Exercise description
Give back each entry unchanged, minus pictures.
>> start Material for this exercise
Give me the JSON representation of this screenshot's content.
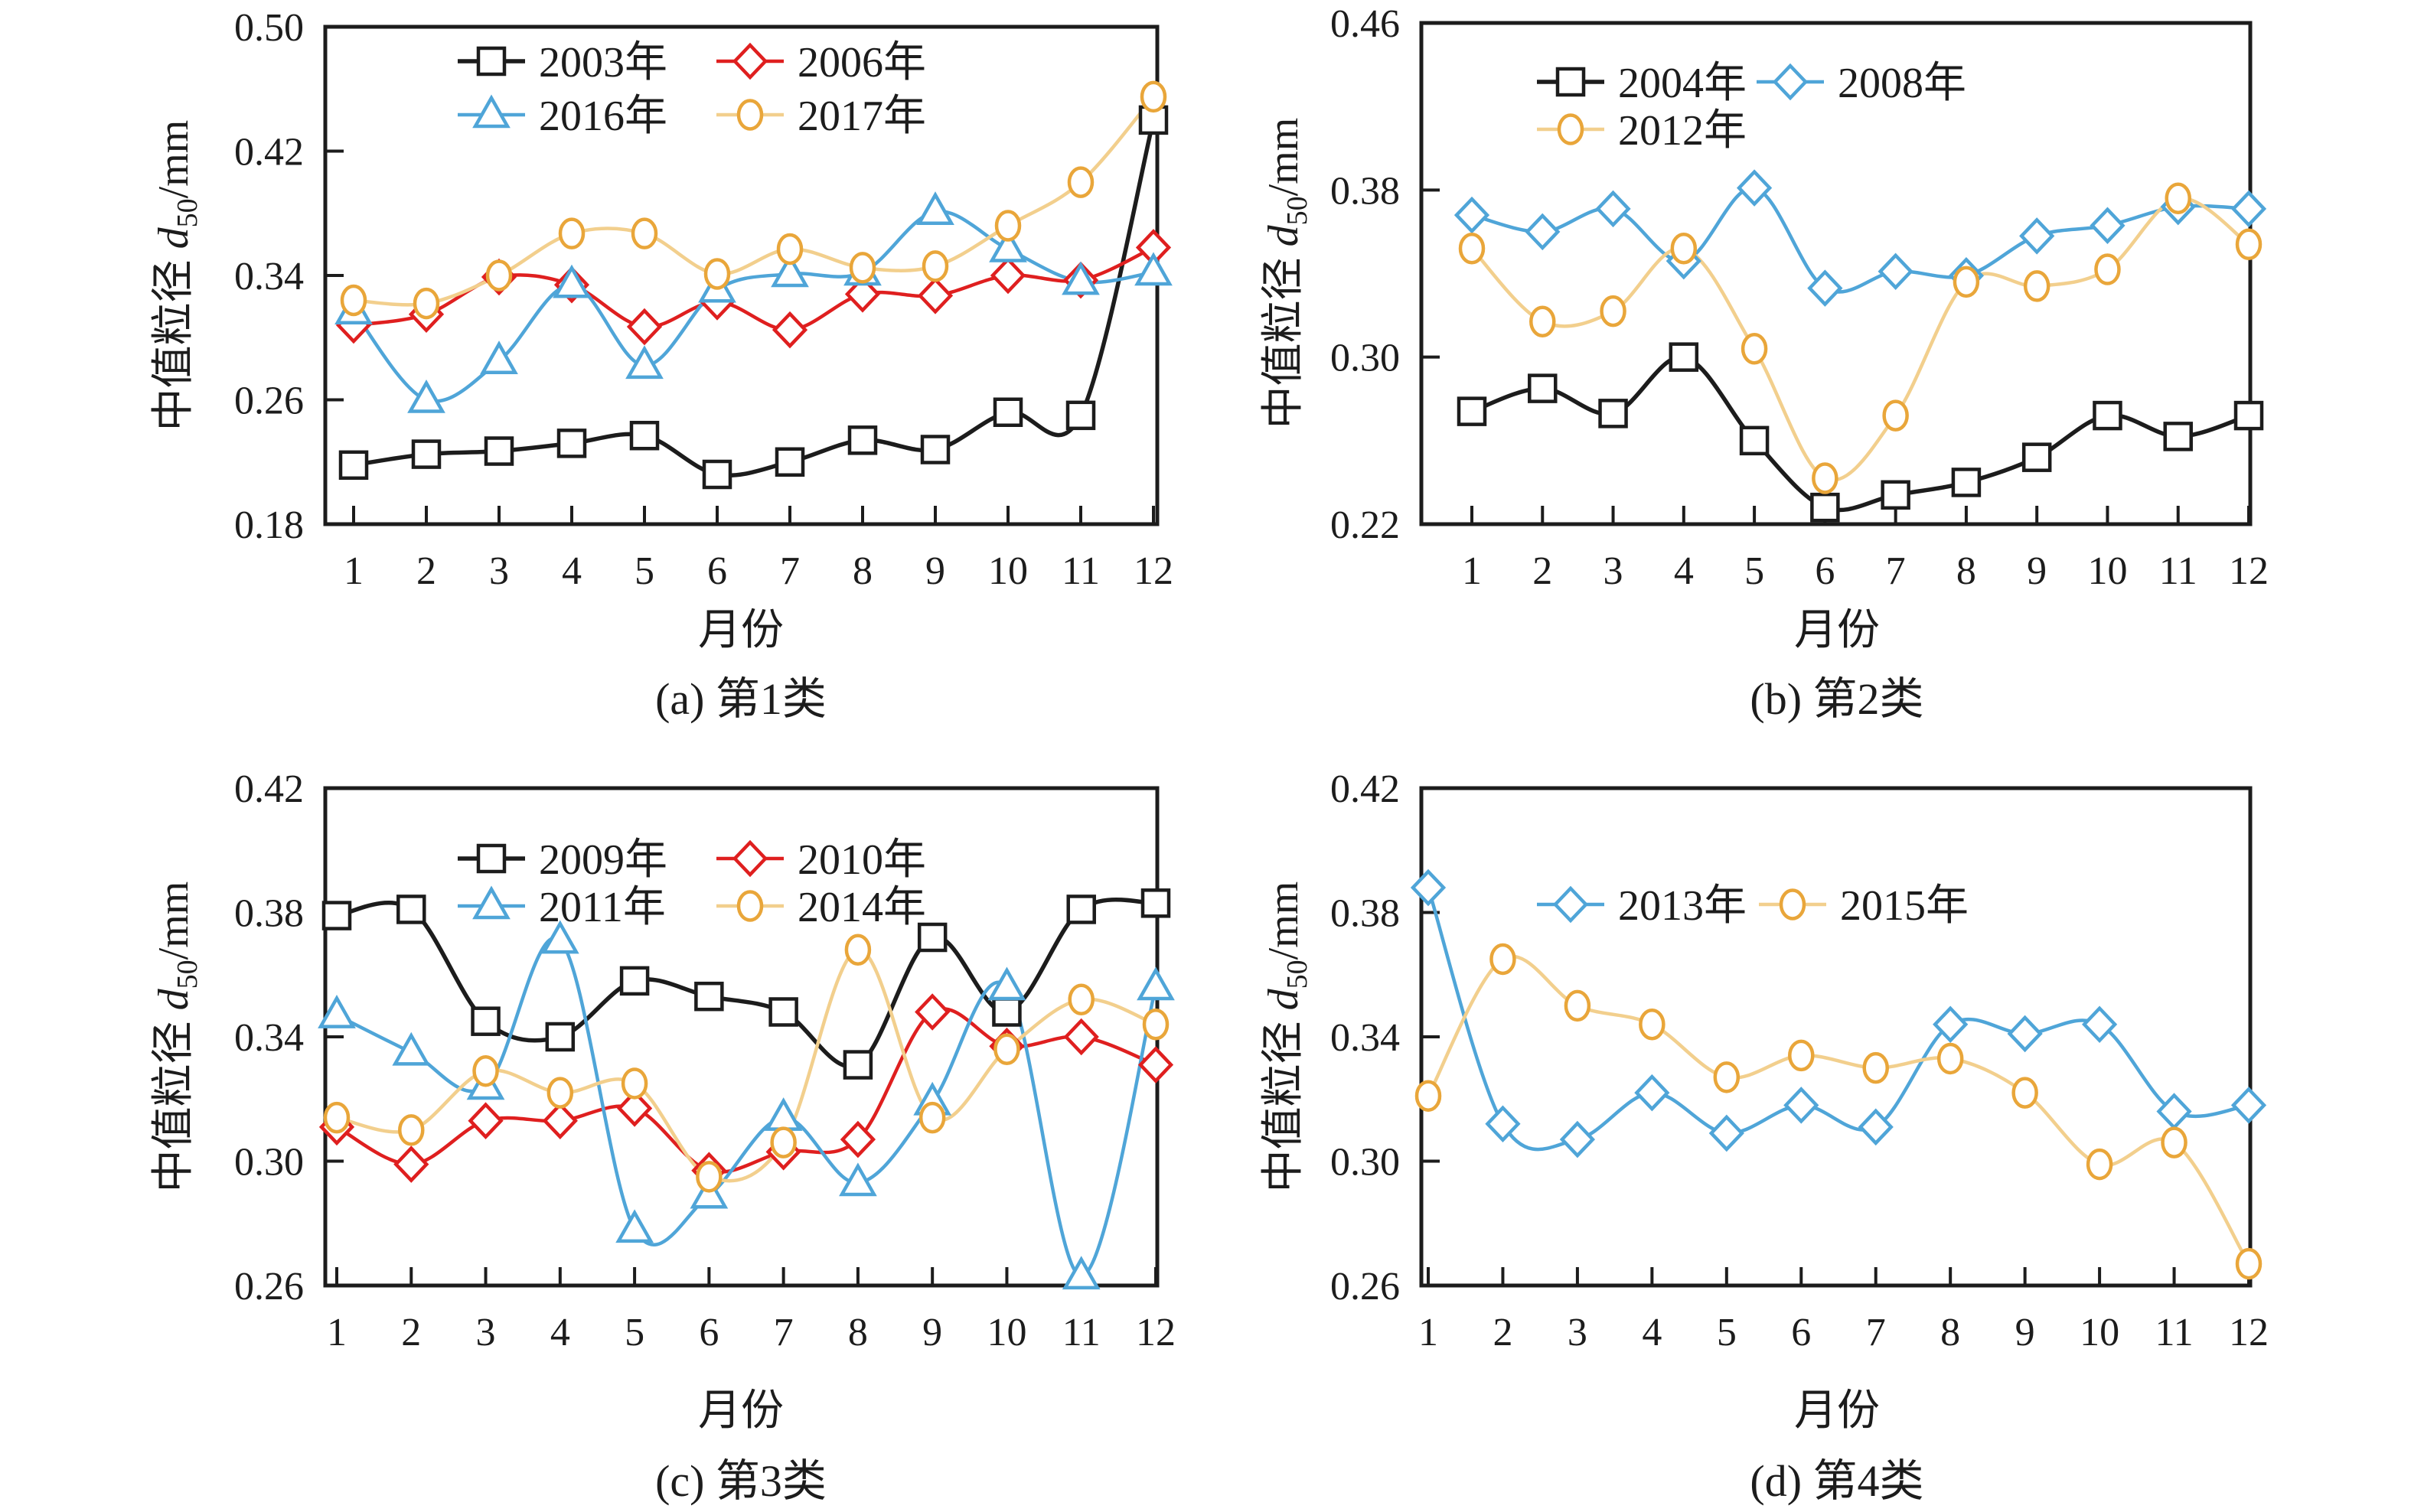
{
  "figure": {
    "xlabel": "月份",
    "ylabel": {
      "prefix": "中值粒径 ",
      "symbol": "d",
      "subscript": "50",
      "suffix": "/mm"
    }
  },
  "colors": {
    "black": "#1c1c1c",
    "red": "#df1f1f",
    "blue": "#4fa5d8",
    "yellow_marker": "#e9a63a",
    "yellow_line": "#f2cf8d",
    "marker_fill": "#ffffff"
  },
  "chart_data": [
    {
      "id": "a",
      "type": "line",
      "title": "(a) 第1类",
      "xlabel": "月份",
      "ylabel": "中值粒径 d50/mm",
      "x": [
        "1",
        "2",
        "3",
        "4",
        "5",
        "6",
        "7",
        "8",
        "9",
        "10",
        "11",
        "12"
      ],
      "ylim": [
        0.18,
        0.5
      ],
      "yticks": [
        "0.18",
        "0.26",
        "0.34",
        "0.42",
        "0.50"
      ],
      "grid": false,
      "legend_position": "upper-center-inside",
      "legend_rows": [
        [
          "2003年",
          "2006年"
        ],
        [
          "2016年",
          "2017年"
        ]
      ],
      "series": [
        {
          "name": "2003年",
          "marker": "square",
          "color": "black",
          "values": [
            0.218,
            0.225,
            0.227,
            0.232,
            0.237,
            0.212,
            0.22,
            0.234,
            0.228,
            0.252,
            0.25,
            0.44
          ]
        },
        {
          "name": "2006年",
          "marker": "diamond",
          "color": "red",
          "values": [
            0.308,
            0.315,
            0.339,
            0.334,
            0.307,
            0.323,
            0.305,
            0.328,
            0.327,
            0.34,
            0.337,
            0.358
          ]
        },
        {
          "name": "2016年",
          "marker": "triangle",
          "color": "blue",
          "values": [
            0.317,
            0.26,
            0.285,
            0.334,
            0.282,
            0.331,
            0.341,
            0.342,
            0.381,
            0.357,
            0.336,
            0.342
          ]
        },
        {
          "name": "2017年",
          "marker": "circle",
          "color": "yellow",
          "values": [
            0.324,
            0.322,
            0.34,
            0.367,
            0.367,
            0.341,
            0.357,
            0.345,
            0.346,
            0.372,
            0.4,
            0.455
          ]
        }
      ]
    },
    {
      "id": "b",
      "type": "line",
      "title": "(b) 第2类",
      "xlabel": "月份",
      "ylabel": "中值粒径 d50/mm",
      "x": [
        "1",
        "2",
        "3",
        "4",
        "5",
        "6",
        "7",
        "8",
        "9",
        "10",
        "11",
        "12"
      ],
      "ylim": [
        0.22,
        0.46
      ],
      "yticks": [
        "0.22",
        "0.30",
        "0.38",
        "0.46"
      ],
      "grid": false,
      "legend_position": "upper-center-inside",
      "legend_rows": [
        [
          "2004年",
          "2008年"
        ],
        [
          "2012年"
        ]
      ],
      "series": [
        {
          "name": "2004年",
          "marker": "square",
          "color": "black",
          "values": [
            0.274,
            0.285,
            0.273,
            0.3,
            0.26,
            0.228,
            0.234,
            0.24,
            0.252,
            0.272,
            0.262,
            0.272
          ]
        },
        {
          "name": "2008年",
          "marker": "diamond",
          "color": "blue",
          "values": [
            0.368,
            0.36,
            0.371,
            0.346,
            0.381,
            0.333,
            0.341,
            0.339,
            0.358,
            0.363,
            0.372,
            0.371
          ]
        },
        {
          "name": "2012年",
          "marker": "circle",
          "color": "yellow",
          "values": [
            0.352,
            0.317,
            0.322,
            0.352,
            0.304,
            0.242,
            0.272,
            0.336,
            0.334,
            0.342,
            0.376,
            0.354
          ]
        }
      ]
    },
    {
      "id": "c",
      "type": "line",
      "title": "(c) 第3类",
      "xlabel": "月份",
      "ylabel": "中值粒径 d50/mm",
      "x": [
        "1",
        "2",
        "3",
        "4",
        "5",
        "6",
        "7",
        "8",
        "9",
        "10",
        "11",
        "12"
      ],
      "ylim": [
        0.26,
        0.42
      ],
      "yticks": [
        "0.26",
        "0.30",
        "0.34",
        "0.38",
        "0.42"
      ],
      "grid": false,
      "legend_position": "upper-center-inside",
      "legend_rows": [
        [
          "2009年",
          "2010年"
        ],
        [
          "2011年",
          "2014年"
        ]
      ],
      "series": [
        {
          "name": "2009年",
          "marker": "square",
          "color": "black",
          "values": [
            0.379,
            0.381,
            0.345,
            0.34,
            0.358,
            0.353,
            0.348,
            0.331,
            0.372,
            0.348,
            0.381,
            0.383
          ]
        },
        {
          "name": "2010年",
          "marker": "diamond",
          "color": "red",
          "values": [
            0.311,
            0.299,
            0.313,
            0.313,
            0.317,
            0.297,
            0.303,
            0.307,
            0.348,
            0.337,
            0.34,
            0.331
          ]
        },
        {
          "name": "2011年",
          "marker": "triangle",
          "color": "blue",
          "values": [
            0.347,
            0.335,
            0.324,
            0.371,
            0.278,
            0.289,
            0.314,
            0.293,
            0.319,
            0.356,
            0.263,
            0.356
          ]
        },
        {
          "name": "2014年",
          "marker": "circle",
          "color": "yellow",
          "values": [
            0.314,
            0.31,
            0.329,
            0.322,
            0.325,
            0.295,
            0.306,
            0.368,
            0.314,
            0.336,
            0.352,
            0.344
          ]
        }
      ]
    },
    {
      "id": "d",
      "type": "line",
      "title": "(d) 第4类",
      "xlabel": "月份",
      "ylabel": "中值粒径 d50/mm",
      "x": [
        "1",
        "2",
        "3",
        "4",
        "5",
        "6",
        "7",
        "8",
        "9",
        "10",
        "11",
        "12"
      ],
      "ylim": [
        0.26,
        0.42
      ],
      "yticks": [
        "0.26",
        "0.30",
        "0.34",
        "0.38",
        "0.42"
      ],
      "grid": false,
      "legend_position": "upper-center-inside",
      "legend_rows": [
        [
          "2013年",
          "2015年"
        ]
      ],
      "series": [
        {
          "name": "2013年",
          "marker": "diamond",
          "color": "blue",
          "values": [
            0.388,
            0.312,
            0.307,
            0.322,
            0.309,
            0.318,
            0.311,
            0.344,
            0.341,
            0.344,
            0.316,
            0.318
          ]
        },
        {
          "name": "2015年",
          "marker": "circle",
          "color": "yellow",
          "values": [
            0.321,
            0.365,
            0.35,
            0.344,
            0.327,
            0.334,
            0.33,
            0.333,
            0.322,
            0.299,
            0.306,
            0.267
          ]
        }
      ]
    }
  ]
}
>> end Material for this exercise
Reply
Give me the JSON representation of this screenshot's content.
{
  "figure": {
    "xlabel": "月份",
    "ylabel": {
      "prefix": "中值粒径 ",
      "symbol": "d",
      "subscript": "50",
      "suffix": "/mm"
    }
  },
  "colors": {
    "black": "#1c1c1c",
    "red": "#df1f1f",
    "blue": "#4fa5d8",
    "yellow_marker": "#e9a63a",
    "yellow_line": "#f2cf8d",
    "marker_fill": "#ffffff"
  },
  "chart_data": [
    {
      "id": "a",
      "type": "line",
      "title": "(a) 第1类",
      "xlabel": "月份",
      "ylabel": "中值粒径 d50/mm",
      "x": [
        "1",
        "2",
        "3",
        "4",
        "5",
        "6",
        "7",
        "8",
        "9",
        "10",
        "11",
        "12"
      ],
      "ylim": [
        0.18,
        0.5
      ],
      "yticks": [
        "0.18",
        "0.26",
        "0.34",
        "0.42",
        "0.50"
      ],
      "grid": false,
      "legend_position": "upper-center-inside",
      "legend_rows": [
        [
          "2003年",
          "2006年"
        ],
        [
          "2016年",
          "2017年"
        ]
      ],
      "series": [
        {
          "name": "2003年",
          "marker": "square",
          "color": "black",
          "values": [
            0.218,
            0.225,
            0.227,
            0.232,
            0.237,
            0.212,
            0.22,
            0.234,
            0.228,
            0.252,
            0.25,
            0.44
          ]
        },
        {
          "name": "2006年",
          "marker": "diamond",
          "color": "red",
          "values": [
            0.308,
            0.315,
            0.339,
            0.334,
            0.307,
            0.323,
            0.305,
            0.328,
            0.327,
            0.34,
            0.337,
            0.358
          ]
        },
        {
          "name": "2016年",
          "marker": "triangle",
          "color": "blue",
          "values": [
            0.317,
            0.26,
            0.285,
            0.334,
            0.282,
            0.331,
            0.341,
            0.342,
            0.381,
            0.357,
            0.336,
            0.342
          ]
        },
        {
          "name": "2017年",
          "marker": "circle",
          "color": "yellow",
          "values": [
            0.324,
            0.322,
            0.34,
            0.367,
            0.367,
            0.341,
            0.357,
            0.345,
            0.346,
            0.372,
            0.4,
            0.455
          ]
        }
      ]
    },
    {
      "id": "b",
      "type": "line",
      "title": "(b) 第2类",
      "xlabel": "月份",
      "ylabel": "中值粒径 d50/mm",
      "x": [
        "1",
        "2",
        "3",
        "4",
        "5",
        "6",
        "7",
        "8",
        "9",
        "10",
        "11",
        "12"
      ],
      "ylim": [
        0.22,
        0.46
      ],
      "yticks": [
        "0.22",
        "0.30",
        "0.38",
        "0.46"
      ],
      "grid": false,
      "legend_position": "upper-center-inside",
      "legend_rows": [
        [
          "2004年",
          "2008年"
        ],
        [
          "2012年"
        ]
      ],
      "series": [
        {
          "name": "2004年",
          "marker": "square",
          "color": "black",
          "values": [
            0.274,
            0.285,
            0.273,
            0.3,
            0.26,
            0.228,
            0.234,
            0.24,
            0.252,
            0.272,
            0.262,
            0.272
          ]
        },
        {
          "name": "2008年",
          "marker": "diamond",
          "color": "blue",
          "values": [
            0.368,
            0.36,
            0.371,
            0.346,
            0.381,
            0.333,
            0.341,
            0.339,
            0.358,
            0.363,
            0.372,
            0.371
          ]
        },
        {
          "name": "2012年",
          "marker": "circle",
          "color": "yellow",
          "values": [
            0.352,
            0.317,
            0.322,
            0.352,
            0.304,
            0.242,
            0.272,
            0.336,
            0.334,
            0.342,
            0.376,
            0.354
          ]
        }
      ]
    },
    {
      "id": "c",
      "type": "line",
      "title": "(c) 第3类",
      "xlabel": "月份",
      "ylabel": "中值粒径 d50/mm",
      "x": [
        "1",
        "2",
        "3",
        "4",
        "5",
        "6",
        "7",
        "8",
        "9",
        "10",
        "11",
        "12"
      ],
      "ylim": [
        0.26,
        0.42
      ],
      "yticks": [
        "0.26",
        "0.30",
        "0.34",
        "0.38",
        "0.42"
      ],
      "grid": false,
      "legend_position": "upper-center-inside",
      "legend_rows": [
        [
          "2009年",
          "2010年"
        ],
        [
          "2011年",
          "2014年"
        ]
      ],
      "series": [
        {
          "name": "2009年",
          "marker": "square",
          "color": "black",
          "values": [
            0.379,
            0.381,
            0.345,
            0.34,
            0.358,
            0.353,
            0.348,
            0.331,
            0.372,
            0.348,
            0.381,
            0.383
          ]
        },
        {
          "name": "2010年",
          "marker": "diamond",
          "color": "red",
          "values": [
            0.311,
            0.299,
            0.313,
            0.313,
            0.317,
            0.297,
            0.303,
            0.307,
            0.348,
            0.337,
            0.34,
            0.331
          ]
        },
        {
          "name": "2011年",
          "marker": "triangle",
          "color": "blue",
          "values": [
            0.347,
            0.335,
            0.324,
            0.371,
            0.278,
            0.289,
            0.314,
            0.293,
            0.319,
            0.356,
            0.263,
            0.356
          ]
        },
        {
          "name": "2014年",
          "marker": "circle",
          "color": "yellow",
          "values": [
            0.314,
            0.31,
            0.329,
            0.322,
            0.325,
            0.295,
            0.306,
            0.368,
            0.314,
            0.336,
            0.352,
            0.344
          ]
        }
      ]
    },
    {
      "id": "d",
      "type": "line",
      "title": "(d) 第4类",
      "xlabel": "月份",
      "ylabel": "中值粒径 d50/mm",
      "x": [
        "1",
        "2",
        "3",
        "4",
        "5",
        "6",
        "7",
        "8",
        "9",
        "10",
        "11",
        "12"
      ],
      "ylim": [
        0.26,
        0.42
      ],
      "yticks": [
        "0.26",
        "0.30",
        "0.34",
        "0.38",
        "0.42"
      ],
      "grid": false,
      "legend_position": "upper-center-inside",
      "legend_rows": [
        [
          "2013年",
          "2015年"
        ]
      ],
      "series": [
        {
          "name": "2013年",
          "marker": "diamond",
          "color": "blue",
          "values": [
            0.388,
            0.312,
            0.307,
            0.322,
            0.309,
            0.318,
            0.311,
            0.344,
            0.341,
            0.344,
            0.316,
            0.318
          ]
        },
        {
          "name": "2015年",
          "marker": "circle",
          "color": "yellow",
          "values": [
            0.321,
            0.365,
            0.35,
            0.344,
            0.327,
            0.334,
            0.33,
            0.333,
            0.322,
            0.299,
            0.306,
            0.267
          ]
        }
      ]
    }
  ]
}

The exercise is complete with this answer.